(Written task) Find every line with the string "structured" in it, count them, and reply with that count only.

(Information shown)
◆ ◆ ◆ ◆ ◆

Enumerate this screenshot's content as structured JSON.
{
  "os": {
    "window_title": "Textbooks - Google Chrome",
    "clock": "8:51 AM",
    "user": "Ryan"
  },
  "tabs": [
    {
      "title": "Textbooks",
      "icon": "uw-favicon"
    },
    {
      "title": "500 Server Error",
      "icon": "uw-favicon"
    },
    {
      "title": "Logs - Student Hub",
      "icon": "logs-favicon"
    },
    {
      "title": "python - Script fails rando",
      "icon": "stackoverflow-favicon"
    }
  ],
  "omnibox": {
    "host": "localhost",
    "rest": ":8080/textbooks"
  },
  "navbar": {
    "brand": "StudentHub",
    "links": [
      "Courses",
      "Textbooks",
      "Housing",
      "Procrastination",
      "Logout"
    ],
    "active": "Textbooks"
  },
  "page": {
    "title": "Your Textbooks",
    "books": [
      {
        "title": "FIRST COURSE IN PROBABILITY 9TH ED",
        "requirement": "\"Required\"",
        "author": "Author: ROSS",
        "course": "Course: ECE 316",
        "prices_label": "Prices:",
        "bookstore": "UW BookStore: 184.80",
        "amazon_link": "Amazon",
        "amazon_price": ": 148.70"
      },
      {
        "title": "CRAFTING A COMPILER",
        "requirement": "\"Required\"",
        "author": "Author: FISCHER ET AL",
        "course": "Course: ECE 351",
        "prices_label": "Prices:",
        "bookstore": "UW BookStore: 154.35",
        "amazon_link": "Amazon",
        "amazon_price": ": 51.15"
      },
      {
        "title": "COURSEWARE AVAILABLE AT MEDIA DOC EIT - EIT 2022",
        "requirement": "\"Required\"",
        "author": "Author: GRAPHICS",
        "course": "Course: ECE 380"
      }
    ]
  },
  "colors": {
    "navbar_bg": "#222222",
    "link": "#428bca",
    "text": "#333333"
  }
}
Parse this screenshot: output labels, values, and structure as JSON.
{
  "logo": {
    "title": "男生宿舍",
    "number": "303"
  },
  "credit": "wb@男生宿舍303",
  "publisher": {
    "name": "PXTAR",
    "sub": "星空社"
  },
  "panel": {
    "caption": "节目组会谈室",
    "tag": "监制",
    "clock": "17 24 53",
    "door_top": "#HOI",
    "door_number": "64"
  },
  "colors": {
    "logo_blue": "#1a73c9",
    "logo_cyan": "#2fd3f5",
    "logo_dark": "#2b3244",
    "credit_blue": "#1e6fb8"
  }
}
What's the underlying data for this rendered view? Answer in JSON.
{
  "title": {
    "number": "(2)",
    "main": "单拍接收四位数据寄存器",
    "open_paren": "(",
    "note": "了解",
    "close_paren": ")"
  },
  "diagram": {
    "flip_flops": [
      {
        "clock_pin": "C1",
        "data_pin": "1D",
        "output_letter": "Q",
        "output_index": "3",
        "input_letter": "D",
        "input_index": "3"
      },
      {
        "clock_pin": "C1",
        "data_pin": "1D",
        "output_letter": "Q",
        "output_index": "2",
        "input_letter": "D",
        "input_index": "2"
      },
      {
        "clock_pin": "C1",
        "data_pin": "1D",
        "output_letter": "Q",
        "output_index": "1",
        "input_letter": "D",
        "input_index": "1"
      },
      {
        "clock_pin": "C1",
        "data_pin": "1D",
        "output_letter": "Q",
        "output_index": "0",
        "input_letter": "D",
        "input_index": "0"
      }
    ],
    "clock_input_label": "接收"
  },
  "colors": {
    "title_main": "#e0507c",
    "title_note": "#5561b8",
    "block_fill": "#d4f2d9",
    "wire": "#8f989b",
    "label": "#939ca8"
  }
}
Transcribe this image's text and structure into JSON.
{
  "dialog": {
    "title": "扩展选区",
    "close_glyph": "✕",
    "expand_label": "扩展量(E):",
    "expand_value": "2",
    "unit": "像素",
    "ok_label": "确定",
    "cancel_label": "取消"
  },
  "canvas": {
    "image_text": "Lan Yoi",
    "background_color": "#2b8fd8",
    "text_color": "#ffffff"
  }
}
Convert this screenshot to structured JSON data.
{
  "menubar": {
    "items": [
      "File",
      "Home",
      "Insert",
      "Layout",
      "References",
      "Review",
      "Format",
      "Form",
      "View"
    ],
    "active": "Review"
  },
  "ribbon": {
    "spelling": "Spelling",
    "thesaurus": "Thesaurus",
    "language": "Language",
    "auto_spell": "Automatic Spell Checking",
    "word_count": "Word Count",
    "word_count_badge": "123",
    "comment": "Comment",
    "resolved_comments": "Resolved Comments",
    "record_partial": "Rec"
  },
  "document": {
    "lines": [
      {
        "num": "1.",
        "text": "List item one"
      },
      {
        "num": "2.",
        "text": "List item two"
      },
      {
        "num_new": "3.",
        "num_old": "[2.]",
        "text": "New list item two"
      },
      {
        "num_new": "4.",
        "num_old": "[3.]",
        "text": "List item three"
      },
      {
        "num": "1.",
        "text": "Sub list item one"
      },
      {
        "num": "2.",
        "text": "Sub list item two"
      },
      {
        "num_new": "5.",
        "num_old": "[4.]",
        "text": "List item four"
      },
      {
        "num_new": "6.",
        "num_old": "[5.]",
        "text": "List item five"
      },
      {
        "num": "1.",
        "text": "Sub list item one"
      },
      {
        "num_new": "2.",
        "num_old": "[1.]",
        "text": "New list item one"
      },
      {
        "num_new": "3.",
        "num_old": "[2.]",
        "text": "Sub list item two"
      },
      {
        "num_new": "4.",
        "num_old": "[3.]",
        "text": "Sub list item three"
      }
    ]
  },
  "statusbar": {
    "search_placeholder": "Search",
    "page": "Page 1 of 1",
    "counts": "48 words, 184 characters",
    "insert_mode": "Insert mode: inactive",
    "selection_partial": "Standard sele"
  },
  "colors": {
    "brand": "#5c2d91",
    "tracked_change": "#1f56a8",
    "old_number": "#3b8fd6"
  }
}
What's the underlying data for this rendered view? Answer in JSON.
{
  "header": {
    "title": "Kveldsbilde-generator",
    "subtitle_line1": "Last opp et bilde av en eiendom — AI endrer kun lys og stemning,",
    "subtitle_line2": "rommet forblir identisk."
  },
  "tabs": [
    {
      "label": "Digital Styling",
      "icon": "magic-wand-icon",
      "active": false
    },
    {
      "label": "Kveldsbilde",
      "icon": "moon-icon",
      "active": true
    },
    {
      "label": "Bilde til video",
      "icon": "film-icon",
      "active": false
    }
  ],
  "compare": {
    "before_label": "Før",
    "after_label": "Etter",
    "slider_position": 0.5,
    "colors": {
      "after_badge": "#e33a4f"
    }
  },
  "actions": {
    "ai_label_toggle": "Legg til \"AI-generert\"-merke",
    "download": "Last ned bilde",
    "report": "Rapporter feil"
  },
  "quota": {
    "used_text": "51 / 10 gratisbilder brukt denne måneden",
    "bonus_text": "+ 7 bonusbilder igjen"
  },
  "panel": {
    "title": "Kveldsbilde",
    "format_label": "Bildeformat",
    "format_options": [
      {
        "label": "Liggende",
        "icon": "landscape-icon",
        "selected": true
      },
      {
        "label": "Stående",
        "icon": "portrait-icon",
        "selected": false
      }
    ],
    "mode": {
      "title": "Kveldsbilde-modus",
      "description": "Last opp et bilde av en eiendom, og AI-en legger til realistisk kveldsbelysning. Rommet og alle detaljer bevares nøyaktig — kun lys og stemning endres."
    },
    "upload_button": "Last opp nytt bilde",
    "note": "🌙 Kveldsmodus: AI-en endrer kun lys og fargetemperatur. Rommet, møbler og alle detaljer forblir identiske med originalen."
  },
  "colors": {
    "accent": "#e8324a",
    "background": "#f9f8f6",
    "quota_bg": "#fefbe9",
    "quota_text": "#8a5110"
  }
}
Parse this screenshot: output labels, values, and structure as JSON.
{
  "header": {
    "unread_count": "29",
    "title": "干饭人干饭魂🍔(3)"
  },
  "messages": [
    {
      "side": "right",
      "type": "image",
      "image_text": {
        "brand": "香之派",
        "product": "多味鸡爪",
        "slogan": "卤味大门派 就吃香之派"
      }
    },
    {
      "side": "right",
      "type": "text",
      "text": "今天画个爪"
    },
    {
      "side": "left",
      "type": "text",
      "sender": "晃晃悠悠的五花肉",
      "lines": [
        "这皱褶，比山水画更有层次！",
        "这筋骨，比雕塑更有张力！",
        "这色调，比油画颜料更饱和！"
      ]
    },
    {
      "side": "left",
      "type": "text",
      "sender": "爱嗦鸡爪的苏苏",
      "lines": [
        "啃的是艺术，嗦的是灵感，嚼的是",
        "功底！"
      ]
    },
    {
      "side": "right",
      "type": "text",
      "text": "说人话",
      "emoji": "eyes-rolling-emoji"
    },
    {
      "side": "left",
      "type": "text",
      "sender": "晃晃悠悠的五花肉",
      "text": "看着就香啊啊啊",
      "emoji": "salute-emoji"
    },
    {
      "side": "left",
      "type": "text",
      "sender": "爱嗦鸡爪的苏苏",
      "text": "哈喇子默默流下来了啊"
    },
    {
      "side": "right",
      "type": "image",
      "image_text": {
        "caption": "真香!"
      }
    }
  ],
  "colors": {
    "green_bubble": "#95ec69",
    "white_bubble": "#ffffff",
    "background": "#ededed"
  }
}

◆ ◆ ◆ ◆ ◆

(Correct answer) 2